◆ **Set problem**: Copy out every line of the records below without changing a character.

◆ **Stored data**:
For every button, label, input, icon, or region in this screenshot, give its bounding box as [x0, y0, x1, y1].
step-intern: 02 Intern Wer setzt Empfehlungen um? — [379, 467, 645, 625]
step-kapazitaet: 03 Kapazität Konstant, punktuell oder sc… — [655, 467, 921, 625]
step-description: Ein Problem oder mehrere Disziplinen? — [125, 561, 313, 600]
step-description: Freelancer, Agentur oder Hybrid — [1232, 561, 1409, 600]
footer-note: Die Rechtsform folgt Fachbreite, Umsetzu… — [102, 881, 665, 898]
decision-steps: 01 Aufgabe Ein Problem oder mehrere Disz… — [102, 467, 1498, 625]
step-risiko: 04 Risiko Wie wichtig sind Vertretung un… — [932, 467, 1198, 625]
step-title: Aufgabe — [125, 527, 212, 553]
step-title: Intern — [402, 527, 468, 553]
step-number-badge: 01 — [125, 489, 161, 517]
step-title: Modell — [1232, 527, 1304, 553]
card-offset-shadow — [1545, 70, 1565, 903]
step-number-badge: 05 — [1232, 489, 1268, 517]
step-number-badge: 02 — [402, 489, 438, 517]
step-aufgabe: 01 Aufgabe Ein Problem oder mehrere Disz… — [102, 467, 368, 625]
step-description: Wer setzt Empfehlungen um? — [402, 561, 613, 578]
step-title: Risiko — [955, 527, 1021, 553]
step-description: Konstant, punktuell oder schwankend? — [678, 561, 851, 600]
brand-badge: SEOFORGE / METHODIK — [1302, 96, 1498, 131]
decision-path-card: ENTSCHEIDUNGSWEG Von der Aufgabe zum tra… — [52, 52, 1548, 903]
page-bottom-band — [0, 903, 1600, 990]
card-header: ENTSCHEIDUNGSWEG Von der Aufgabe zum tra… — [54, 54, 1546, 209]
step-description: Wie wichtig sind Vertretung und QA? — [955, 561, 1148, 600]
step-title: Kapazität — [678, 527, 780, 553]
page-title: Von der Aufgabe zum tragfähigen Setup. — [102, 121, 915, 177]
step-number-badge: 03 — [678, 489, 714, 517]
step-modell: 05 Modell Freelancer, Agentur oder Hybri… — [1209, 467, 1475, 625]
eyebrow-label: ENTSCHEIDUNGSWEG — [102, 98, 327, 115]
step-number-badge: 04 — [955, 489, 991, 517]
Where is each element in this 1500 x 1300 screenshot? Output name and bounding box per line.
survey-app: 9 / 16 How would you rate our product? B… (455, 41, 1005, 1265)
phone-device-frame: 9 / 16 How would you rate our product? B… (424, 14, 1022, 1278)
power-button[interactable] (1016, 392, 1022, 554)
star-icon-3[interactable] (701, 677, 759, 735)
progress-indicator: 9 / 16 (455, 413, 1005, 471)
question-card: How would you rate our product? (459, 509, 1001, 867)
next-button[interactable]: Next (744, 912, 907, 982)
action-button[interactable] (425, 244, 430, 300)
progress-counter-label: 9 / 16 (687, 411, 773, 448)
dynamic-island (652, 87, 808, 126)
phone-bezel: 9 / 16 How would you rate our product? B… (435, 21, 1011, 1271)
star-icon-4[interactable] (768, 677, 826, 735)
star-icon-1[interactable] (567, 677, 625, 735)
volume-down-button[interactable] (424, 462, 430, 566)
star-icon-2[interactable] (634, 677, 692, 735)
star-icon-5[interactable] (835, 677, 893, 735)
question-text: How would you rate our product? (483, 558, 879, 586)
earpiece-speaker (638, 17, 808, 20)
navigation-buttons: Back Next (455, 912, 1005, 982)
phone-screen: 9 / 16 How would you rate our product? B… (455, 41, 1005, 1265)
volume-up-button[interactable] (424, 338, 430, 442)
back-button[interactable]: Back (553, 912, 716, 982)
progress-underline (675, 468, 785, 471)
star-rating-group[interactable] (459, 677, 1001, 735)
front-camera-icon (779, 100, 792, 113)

◆ **Result**:
For every button, label, input, icon, or region in this screenshot, give its bounding box as [x0, y0, x1, y1].
step-intern: 02 Intern Wer setzt Empfehlungen um? — [379, 467, 645, 625]
step-kapazitaet: 03 Kapazität Konstant, punktuell oder sc… — [655, 467, 921, 625]
step-description: Ein Problem oder mehrere Disziplinen? — [125, 561, 313, 600]
step-description: Freelancer, Agentur oder Hybrid — [1232, 561, 1409, 600]
footer-note: Die Rechtsform folgt Fachbreite, Umsetzu… — [102, 881, 665, 898]
decision-steps: 01 Aufgabe Ein Problem oder mehrere Disz… — [102, 467, 1498, 625]
step-risiko: 04 Risiko Wie wichtig sind Vertretung un… — [932, 467, 1198, 625]
step-title: Aufgabe — [125, 527, 212, 553]
step-title: Intern — [402, 527, 468, 553]
step-number-badge: 01 — [125, 489, 161, 517]
step-title: Modell — [1232, 527, 1304, 553]
card-offset-shadow — [1545, 70, 1565, 903]
step-number-badge: 05 — [1232, 489, 1268, 517]
step-number-badge: 02 — [402, 489, 438, 517]
step-aufgabe: 01 Aufgabe Ein Problem oder mehrere Disz… — [102, 467, 368, 625]
step-description: Wer setzt Empfehlungen um? — [402, 561, 613, 578]
step-title: Risiko — [955, 527, 1021, 553]
step-description: Konstant, punktuell oder schwankend? — [678, 561, 851, 600]
brand-badge: SEOFORGE / METHODIK — [1302, 96, 1498, 131]
decision-path-card: ENTSCHEIDUNGSWEG Von der Aufgabe zum tra… — [52, 52, 1548, 903]
page-bottom-band — [0, 903, 1600, 990]
card-header: ENTSCHEIDUNGSWEG Von der Aufgabe zum tra… — [54, 54, 1546, 209]
step-description: Wie wichtig sind Vertretung und QA? — [955, 561, 1148, 600]
step-title: Kapazität — [678, 527, 780, 553]
page-title: Von der Aufgabe zum tragfähigen Setup. — [102, 121, 915, 177]
step-number-badge: 03 — [678, 489, 714, 517]
step-modell: 05 Modell Freelancer, Agentur oder Hybri… — [1209, 467, 1475, 625]
eyebrow-label: ENTSCHEIDUNGSWEG — [102, 98, 327, 115]
step-number-badge: 04 — [955, 489, 991, 517]
Where is each element in this 1500 x 1300 screenshot? Output name and bounding box per line.
survey-app: 9 / 16 How would you rate our product? B… (455, 41, 1005, 1265)
phone-device-frame: 9 / 16 How would you rate our product? B… (424, 14, 1022, 1278)
power-button[interactable] (1016, 392, 1022, 554)
star-icon-3[interactable] (701, 677, 759, 735)
progress-indicator: 9 / 16 (455, 413, 1005, 471)
question-card: How would you rate our product? (459, 509, 1001, 867)
next-button[interactable]: Next (744, 912, 907, 982)
action-button[interactable] (425, 244, 430, 300)
progress-counter-label: 9 / 16 (687, 411, 773, 448)
dynamic-island (652, 87, 808, 126)
phone-bezel: 9 / 16 How would you rate our product? B… (435, 21, 1011, 1271)
star-icon-4[interactable] (768, 677, 826, 735)
star-icon-1[interactable] (567, 677, 625, 735)
volume-down-button[interactable] (424, 462, 430, 566)
star-icon-2[interactable] (634, 677, 692, 735)
star-icon-5[interactable] (835, 677, 893, 735)
question-text: How would you rate our product? (483, 558, 879, 586)
earpiece-speaker (638, 17, 808, 20)
navigation-buttons: Back Next (455, 912, 1005, 982)
phone-screen: 9 / 16 How would you rate our product? B… (455, 41, 1005, 1265)
volume-up-button[interactable] (424, 338, 430, 442)
back-button[interactable]: Back (553, 912, 716, 982)
progress-underline (675, 468, 785, 471)
star-rating-group[interactable] (459, 677, 1001, 735)
front-camera-icon (779, 100, 792, 113)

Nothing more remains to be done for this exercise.